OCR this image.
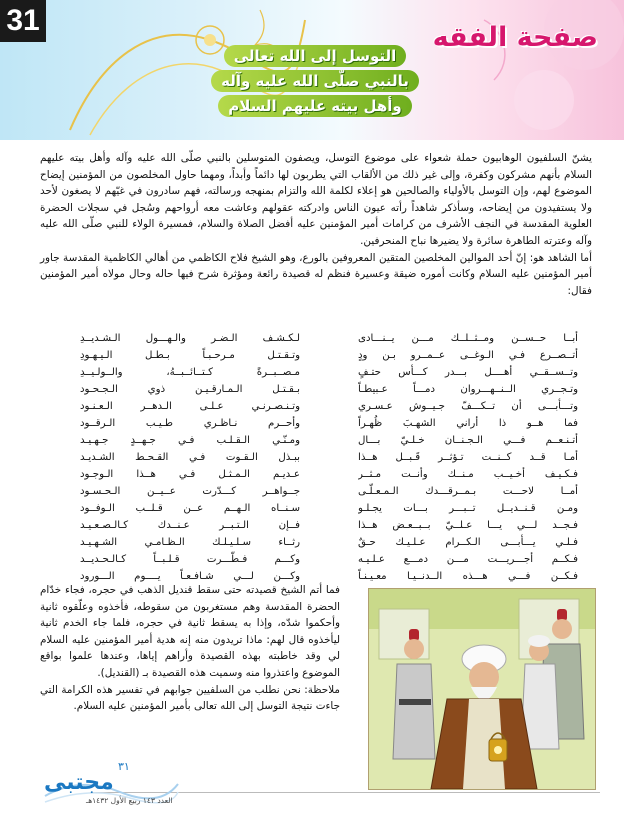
31
صفحة الفقه
التوسل إلى الله تعالى
بالنبي صلّى الله عليه وآله
وأهل بيته عليهم السلام

يشنّ السلفيون الوهابيون حملة شعواء على موضوع التوسل، ويصفون المتوسلين بالنبي صلّى الله عليه وآله وأهل بيته عليهم السلام بأنهم مشركون وكفرة، وإلى غير ذلك من الألقاب التي يطربون لها دائماً وأبداً، ومهما حاول المخلصون من المؤمنين إيضاح الموضوع لهم، وإن التوسل بالأولياء والصالحين هو إعلاء لكلمة الله والتزام بمنهجه ورسالته، فهم سادرون في غيّهم لا يصغون لأحد ولا يستفيدون من إيضاحه، وسأذكر شاهداً رأته عيون الناس وادركته عقولهم وعاشت معه أرواحهم وسُجل في سجلات الحضرة العلوية المقدسة في النجف الأشرف من كرامات أمير المؤمنين عليه أفضل الصلاة والسلام، فمسيرة الولاء للنبي صلّى الله عليه وآله وعترته الطاهرة سائرة ولا يضيرها نباح المنحرفين.

أما الشاهد هو: إنّ أحد الموالين المخلصين المتقين المعروفين بالورع، وهو الشيخ فلاح الكاظمي من أهالي الكاظمية المقدسة جاور أمير المؤمنين عليه السلام وكانت أموره ضيقة وعسيرة فنظم له قصيدة رائعة ومؤثرة شرح فيها حاله وحال مولاه أمير المؤمنين فقال:

أبــا حــســن ومــثــلــك مـــن يــنـــادى
أتــصــرع فـي الـوغــى عــمــرو بـن ودٍ
وتــســقــي أهــــل بـــدر كـــأس حتـفٍ
وتـجــري الــنــهـــروان دمـــاً عـبيطـاً
وتـــأبـــى أن تــكـــفّ جـيــوش عـسـري
فما هــو ذا أراني الشهـبَ ظُهـراً
أتـنـعــم فـــي الـجـنــان خـلـيّ بـــال
أمـا قــد كــنــت تـؤثــر قَـبــل هــذا
فـكـيـف أخـيــب مـنــك وأنــت مـثــر
أمــا لاحـــت بـمــرقـــدك الـمـعـلّـى
ومـن قـنــديــل تــبـــر بـــات يجـلـو
فـجــد لـــي يـــا عـلــيّ بــبــعـض هــذا
فـلـي يـــأبـــى الـكــرام عـلـيـك حـقٌ
فـكــم أجـــريـــت مـــن دمـــع عـلـيـه
فـكــن فـــي هـــذه الــدنــيـا معـيـنـاً
لـكـشـف الـضـر والـهـــول الـشـديــدِ
وتـقـتـل مـرحـبـاً بـطـل الـيـهـودِ
مـصــبــرةً كـتــائــبــهُ، والــولـيــدِ
بـقـتـل الـمـارقـيـن ذوي الـجـحـود
وتـنـصـرنـي عـلـى الـدهــر الـعـنـود
وأحــرم نـاظـري طـيـب الـرقــود
ومـنّـي الـقـلـب فـي جـهــدٍ جـهـيـد
ببـذل الـقـوت فـي القـحـط الشـديـد
عـديـم الـمـثـل فـي هــذا الـوجـود
جــواهــر كـــدّرت عــيــن الـحـسـود
سـنــاه الـهــم عــن قـلــب الـوفــود
فــإن الـتـبــر عـنــدك كـالـصـعـيـد
رثــاء سـلـيـلـك الـظـامـي الشـهـيـد
وكـــم فـطّـــرت قـلـبــاً كـالـحـديــد
وكـــن لـــي شـافـعـاً يــــوم الـــورود

فما أتم الشيخ قصيدته حتى سقط قنديل الذهب في حجره، فجاء خدّام الحضرة المقدسة وهم مستغربون من سقوطه، فأخذوه وعلّقوه ثانية وأحكموا شدّه، وإذا به يسقط ثانية في حجره، فلما جاء الخدم ثانية ليأخذوه قال لهم: ماذا تريدون منه إنه هدية أمير المؤمنين عليه السلام لي وقد خاطبته بهذه القصيدة وأراهم إياها، وعندها علموا بواقع الموضوع واعتذروا منه وسميت هذه القصيدة بـ (القنديل).

ملاحظة: نحن نطلب من السلفيين جوابهم في تفسير هذه الكرامة التي جاءت نتيجة التوسل إلى الله تعالى بأمير المؤمنين عليه السلام.

مجتبى
٣١
العدد ١٤٣ ربيع الأول ١٤٣٢هـ
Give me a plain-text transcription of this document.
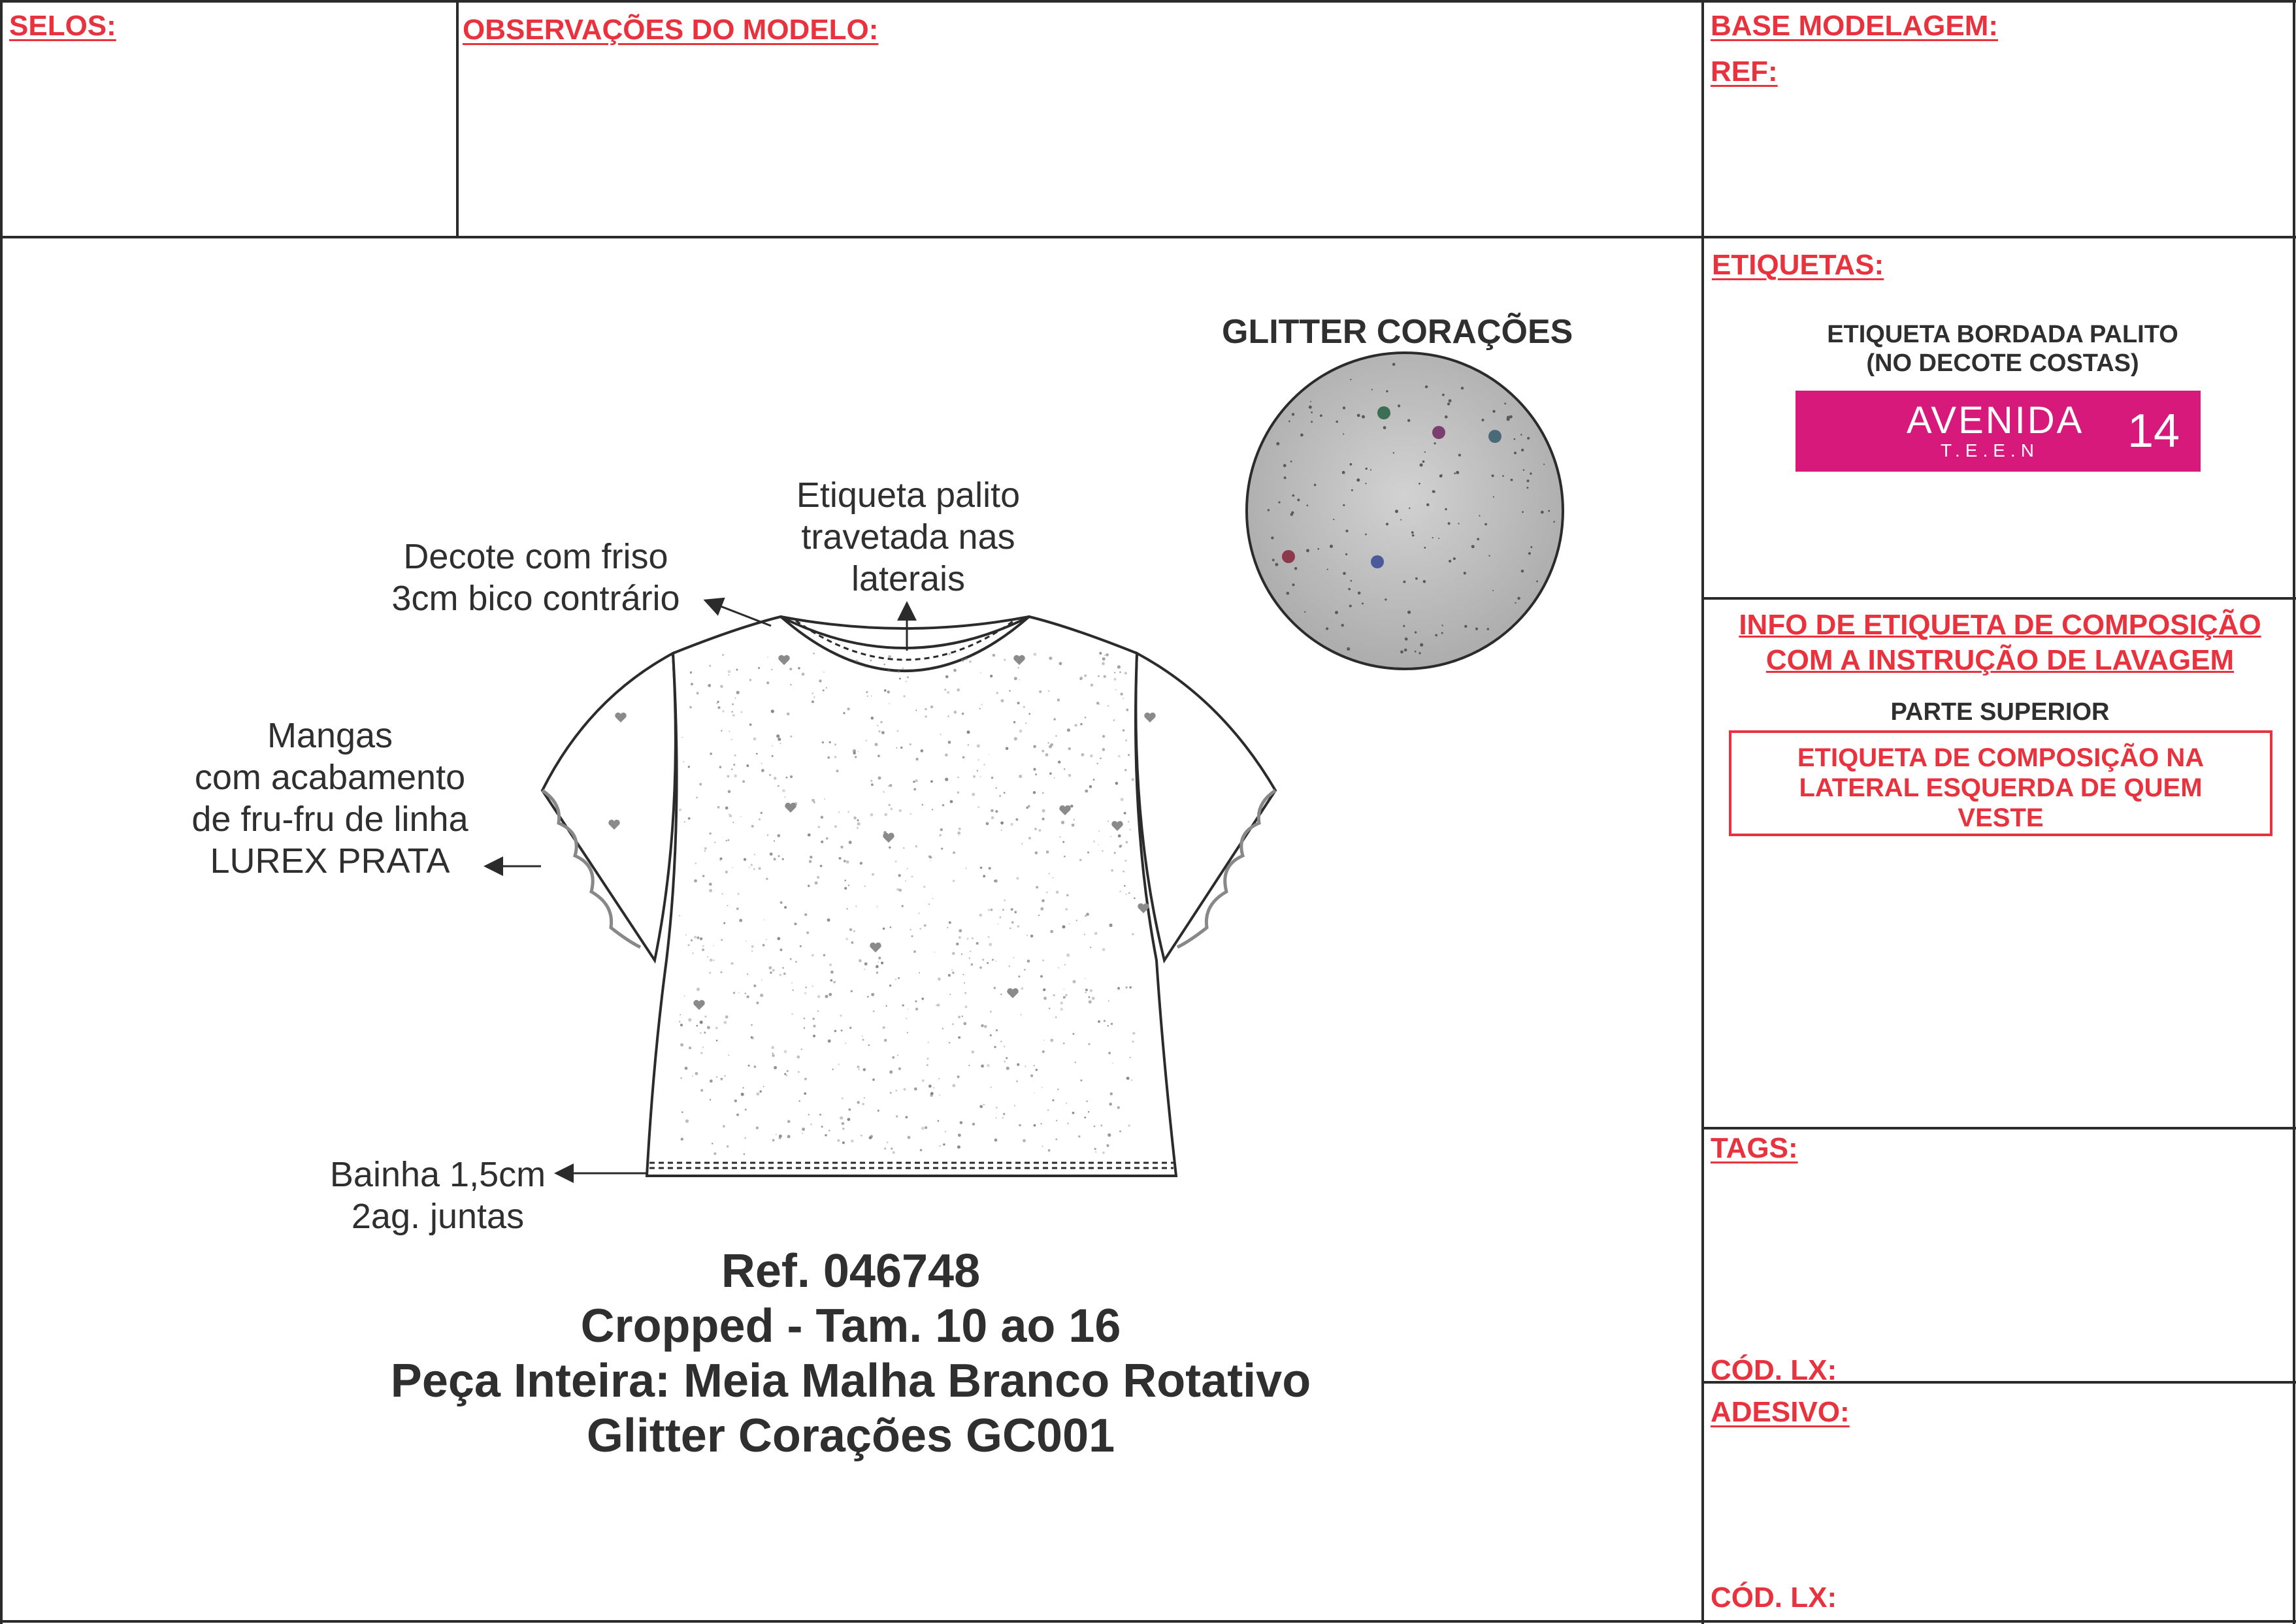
SELOS:	OBSERVAÇÕES DO MODELO:	BASE MODELAGEM:
REF:
ETIQUETAS:
ETIQUETA BORDADA PALITO
(NO DECOTE COSTAS)
AVENIDA
T.E.E.N 14
INFO DE ETIQUETA DE COMPOSIÇÃO
COM A INSTRUÇÃO DE LAVAGEM
PARTE SUPERIOR
ETIQUETA DE COMPOSIÇÃO NA
LATERAL ESQUERDA DE QUEM
VESTE
TAGS:
CÓD. LX:
ADESIVO:
CÓD. LX:
GLITTER CORAÇÕES
Etiqueta palito
travetada nas
laterais
Decote com friso
3cm bico contrário
Mangas
com acabamento
de fru-fru de linha
LUREX PRATA
Bainha 1,5cm
2ag. juntas
Ref. 046748
Cropped - Tam. 10 ao 16
Peça Inteira: Meia Malha Branco Rotativo
Glitter Corações GC001
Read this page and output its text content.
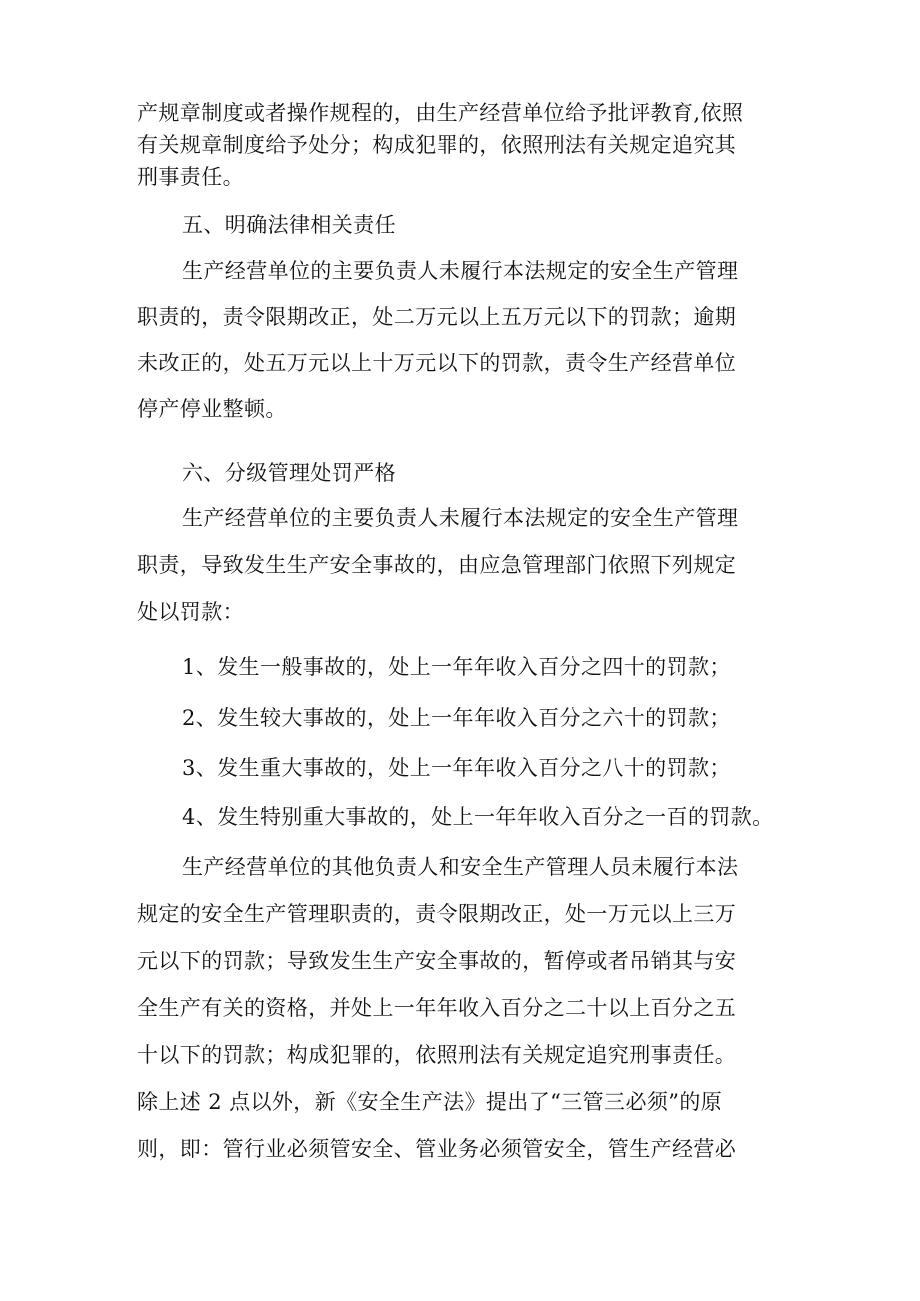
产规章制度或者操作规程的，由生产经营单位给予批评教育,依照
有关规章制度给予处分；构成犯罪的，依照刑法有关规定追究其
刑事责任。
五、明确法律相关责任
生产经营单位的主要负责人未履行本法规定的安全生产管理
职责的，责令限期改正，处二万元以上五万元以下的罚款；逾期
未改正的，处五万元以上十万元以下的罚款，责令生产经营单位
停产停业整顿。
六、分级管理处罚严格
生产经营单位的主要负责人未履行本法规定的安全生产管理
职责，导致发生生产安全事故的，由应急管理部门依照下列规定
处以罚款：
1、发生一般事故的，处上一年年收入百分之四十的罚款；
2、发生较大事故的，处上一年年收入百分之六十的罚款；
3、发生重大事故的，处上一年年收入百分之八十的罚款；
4、发生特别重大事故的，处上一年年收入百分之一百的罚款。
生产经营单位的其他负责人和安全生产管理人员未履行本法
规定的安全生产管理职责的，责令限期改正，处一万元以上三万
元以下的罚款；导致发生生产安全事故的，暂停或者吊销其与安
全生产有关的资格，并处上一年年收入百分之二十以上百分之五
十以下的罚款；构成犯罪的，依照刑法有关规定追究刑事责任。
除上述 2 点以外，新《安全生产法》提出了“三管三必须”的原
则，即：管行业必须管安全、管业务必须管安全，管生产经营必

■ ■ ■

Identify every line above with the string "مـــن" in it. Copy those lines.

أبــا حــســن ومــثــلــك مـــن يــنـــادى
فـكــم أجـــريـــت مـــن دمـــع عـلـيـه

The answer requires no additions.